→ TASK STATEMENT:
Gather all lines with the word "install" in them.

→ Data records:
- - -
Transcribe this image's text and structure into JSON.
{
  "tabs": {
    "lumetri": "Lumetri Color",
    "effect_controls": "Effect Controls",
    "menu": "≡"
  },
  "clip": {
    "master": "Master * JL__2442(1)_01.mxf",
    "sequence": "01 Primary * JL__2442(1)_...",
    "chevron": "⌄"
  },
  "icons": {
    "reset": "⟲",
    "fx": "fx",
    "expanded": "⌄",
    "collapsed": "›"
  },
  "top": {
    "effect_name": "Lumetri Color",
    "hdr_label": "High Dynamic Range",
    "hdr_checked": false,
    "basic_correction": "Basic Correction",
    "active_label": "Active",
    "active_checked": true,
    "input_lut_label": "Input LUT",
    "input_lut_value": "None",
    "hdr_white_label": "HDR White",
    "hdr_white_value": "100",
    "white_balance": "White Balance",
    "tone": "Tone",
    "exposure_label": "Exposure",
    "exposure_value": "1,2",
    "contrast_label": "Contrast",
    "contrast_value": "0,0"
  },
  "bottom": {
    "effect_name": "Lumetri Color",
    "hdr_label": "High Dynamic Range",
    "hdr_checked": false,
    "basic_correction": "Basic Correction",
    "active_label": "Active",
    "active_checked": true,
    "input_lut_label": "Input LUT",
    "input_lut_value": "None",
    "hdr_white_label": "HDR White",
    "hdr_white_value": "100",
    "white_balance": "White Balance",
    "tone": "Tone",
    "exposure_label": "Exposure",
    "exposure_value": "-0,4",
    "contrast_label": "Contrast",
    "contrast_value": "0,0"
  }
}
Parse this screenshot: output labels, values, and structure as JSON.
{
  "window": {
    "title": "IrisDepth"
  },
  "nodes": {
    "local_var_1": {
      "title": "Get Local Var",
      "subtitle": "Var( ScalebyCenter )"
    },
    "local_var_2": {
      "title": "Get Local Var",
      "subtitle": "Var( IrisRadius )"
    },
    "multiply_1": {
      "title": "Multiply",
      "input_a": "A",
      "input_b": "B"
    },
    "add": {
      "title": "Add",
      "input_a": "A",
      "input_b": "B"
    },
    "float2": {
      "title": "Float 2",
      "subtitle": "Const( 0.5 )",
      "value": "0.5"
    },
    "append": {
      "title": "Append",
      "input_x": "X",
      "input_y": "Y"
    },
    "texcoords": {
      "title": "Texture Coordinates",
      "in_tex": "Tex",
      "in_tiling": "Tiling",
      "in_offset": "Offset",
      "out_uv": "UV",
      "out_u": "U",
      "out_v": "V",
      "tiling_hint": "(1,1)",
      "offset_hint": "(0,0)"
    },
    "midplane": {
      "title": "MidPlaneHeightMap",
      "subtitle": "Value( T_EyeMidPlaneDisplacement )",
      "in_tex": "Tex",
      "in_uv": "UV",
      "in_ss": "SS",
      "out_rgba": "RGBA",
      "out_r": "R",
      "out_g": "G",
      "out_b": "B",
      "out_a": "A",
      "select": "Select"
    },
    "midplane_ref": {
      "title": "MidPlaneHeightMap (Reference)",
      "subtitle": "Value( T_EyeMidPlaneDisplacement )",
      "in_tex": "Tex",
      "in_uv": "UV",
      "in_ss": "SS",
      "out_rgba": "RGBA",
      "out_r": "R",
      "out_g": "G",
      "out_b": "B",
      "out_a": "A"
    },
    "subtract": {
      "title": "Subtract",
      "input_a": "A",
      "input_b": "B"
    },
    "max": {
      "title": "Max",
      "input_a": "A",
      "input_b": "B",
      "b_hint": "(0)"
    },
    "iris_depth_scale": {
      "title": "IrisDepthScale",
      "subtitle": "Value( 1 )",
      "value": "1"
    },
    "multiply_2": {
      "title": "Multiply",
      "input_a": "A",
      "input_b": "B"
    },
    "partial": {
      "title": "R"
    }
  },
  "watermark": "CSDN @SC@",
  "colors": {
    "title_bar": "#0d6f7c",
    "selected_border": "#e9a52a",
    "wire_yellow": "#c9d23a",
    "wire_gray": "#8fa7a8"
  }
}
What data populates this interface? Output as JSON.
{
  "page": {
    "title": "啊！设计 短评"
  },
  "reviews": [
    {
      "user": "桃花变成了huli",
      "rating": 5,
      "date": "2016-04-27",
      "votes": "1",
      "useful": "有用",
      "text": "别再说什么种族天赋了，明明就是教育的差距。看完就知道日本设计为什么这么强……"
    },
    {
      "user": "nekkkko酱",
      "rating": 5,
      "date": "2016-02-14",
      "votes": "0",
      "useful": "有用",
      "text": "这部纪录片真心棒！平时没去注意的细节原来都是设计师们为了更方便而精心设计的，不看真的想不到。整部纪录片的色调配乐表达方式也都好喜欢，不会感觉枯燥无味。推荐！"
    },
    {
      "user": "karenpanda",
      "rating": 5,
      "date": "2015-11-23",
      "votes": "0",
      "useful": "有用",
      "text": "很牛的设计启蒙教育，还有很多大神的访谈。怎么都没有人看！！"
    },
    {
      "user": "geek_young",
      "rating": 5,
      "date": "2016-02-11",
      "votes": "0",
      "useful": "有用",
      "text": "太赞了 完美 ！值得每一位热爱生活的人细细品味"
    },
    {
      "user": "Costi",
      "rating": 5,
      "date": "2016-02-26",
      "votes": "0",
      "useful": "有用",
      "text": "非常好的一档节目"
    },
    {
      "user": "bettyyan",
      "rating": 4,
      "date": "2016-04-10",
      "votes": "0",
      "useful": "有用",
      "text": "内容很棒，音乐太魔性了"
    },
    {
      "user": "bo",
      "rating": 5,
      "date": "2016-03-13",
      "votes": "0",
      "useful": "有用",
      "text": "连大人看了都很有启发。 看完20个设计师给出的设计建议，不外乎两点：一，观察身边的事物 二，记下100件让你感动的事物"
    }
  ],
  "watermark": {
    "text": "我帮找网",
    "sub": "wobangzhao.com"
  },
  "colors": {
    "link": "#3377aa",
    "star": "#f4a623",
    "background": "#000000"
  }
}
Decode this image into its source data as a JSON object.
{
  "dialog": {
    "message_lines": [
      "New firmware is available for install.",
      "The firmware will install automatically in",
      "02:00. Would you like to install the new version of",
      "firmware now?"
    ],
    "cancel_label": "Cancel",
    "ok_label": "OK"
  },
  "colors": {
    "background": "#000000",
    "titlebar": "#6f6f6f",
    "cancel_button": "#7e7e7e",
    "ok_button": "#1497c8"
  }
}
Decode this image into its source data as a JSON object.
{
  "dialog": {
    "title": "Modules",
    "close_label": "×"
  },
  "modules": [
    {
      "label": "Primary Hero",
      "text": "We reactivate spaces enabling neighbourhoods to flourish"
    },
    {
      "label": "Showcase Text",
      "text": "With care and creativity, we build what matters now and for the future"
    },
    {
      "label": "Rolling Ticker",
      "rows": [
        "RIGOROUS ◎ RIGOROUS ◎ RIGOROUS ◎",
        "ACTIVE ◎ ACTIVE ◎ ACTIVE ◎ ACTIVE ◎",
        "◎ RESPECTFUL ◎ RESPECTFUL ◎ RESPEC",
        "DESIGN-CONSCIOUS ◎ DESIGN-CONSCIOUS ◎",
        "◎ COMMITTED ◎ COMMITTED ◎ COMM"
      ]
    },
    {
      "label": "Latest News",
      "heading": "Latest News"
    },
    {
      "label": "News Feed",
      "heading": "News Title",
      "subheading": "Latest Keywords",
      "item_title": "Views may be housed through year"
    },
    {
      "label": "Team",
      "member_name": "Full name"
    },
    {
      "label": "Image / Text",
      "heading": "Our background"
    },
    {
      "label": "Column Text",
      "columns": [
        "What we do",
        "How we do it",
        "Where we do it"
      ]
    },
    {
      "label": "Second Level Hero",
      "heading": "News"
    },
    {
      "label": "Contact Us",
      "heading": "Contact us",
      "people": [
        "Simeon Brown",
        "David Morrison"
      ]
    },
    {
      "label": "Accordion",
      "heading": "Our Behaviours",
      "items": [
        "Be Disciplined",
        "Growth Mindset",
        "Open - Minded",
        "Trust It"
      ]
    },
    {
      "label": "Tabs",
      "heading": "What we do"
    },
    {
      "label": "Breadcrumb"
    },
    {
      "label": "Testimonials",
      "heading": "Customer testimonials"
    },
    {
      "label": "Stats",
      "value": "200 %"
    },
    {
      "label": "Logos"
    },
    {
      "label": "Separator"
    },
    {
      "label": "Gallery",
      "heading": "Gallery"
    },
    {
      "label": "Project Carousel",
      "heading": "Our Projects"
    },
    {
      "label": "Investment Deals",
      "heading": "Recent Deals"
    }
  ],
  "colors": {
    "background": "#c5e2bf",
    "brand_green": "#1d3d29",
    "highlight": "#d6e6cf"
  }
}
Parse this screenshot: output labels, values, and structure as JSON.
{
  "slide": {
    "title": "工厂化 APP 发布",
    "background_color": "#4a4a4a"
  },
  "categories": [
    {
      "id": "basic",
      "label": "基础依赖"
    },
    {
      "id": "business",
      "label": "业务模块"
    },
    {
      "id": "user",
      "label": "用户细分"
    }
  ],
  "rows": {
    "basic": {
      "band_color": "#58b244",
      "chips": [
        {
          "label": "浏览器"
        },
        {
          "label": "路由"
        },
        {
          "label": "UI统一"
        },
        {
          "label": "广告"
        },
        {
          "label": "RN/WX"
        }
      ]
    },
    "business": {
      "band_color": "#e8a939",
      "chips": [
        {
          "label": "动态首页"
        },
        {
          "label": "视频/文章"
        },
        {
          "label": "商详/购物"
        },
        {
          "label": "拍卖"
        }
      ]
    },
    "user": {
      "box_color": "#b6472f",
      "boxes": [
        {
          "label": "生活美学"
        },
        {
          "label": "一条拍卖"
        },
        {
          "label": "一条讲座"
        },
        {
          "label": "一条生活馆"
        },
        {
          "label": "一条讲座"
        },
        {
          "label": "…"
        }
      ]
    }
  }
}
- - -
→ RESPONSE BELOW:
      "New firmware is available for install.",
      "The firmware will install automatically in",
      "02:00. Would you like to install the new version of",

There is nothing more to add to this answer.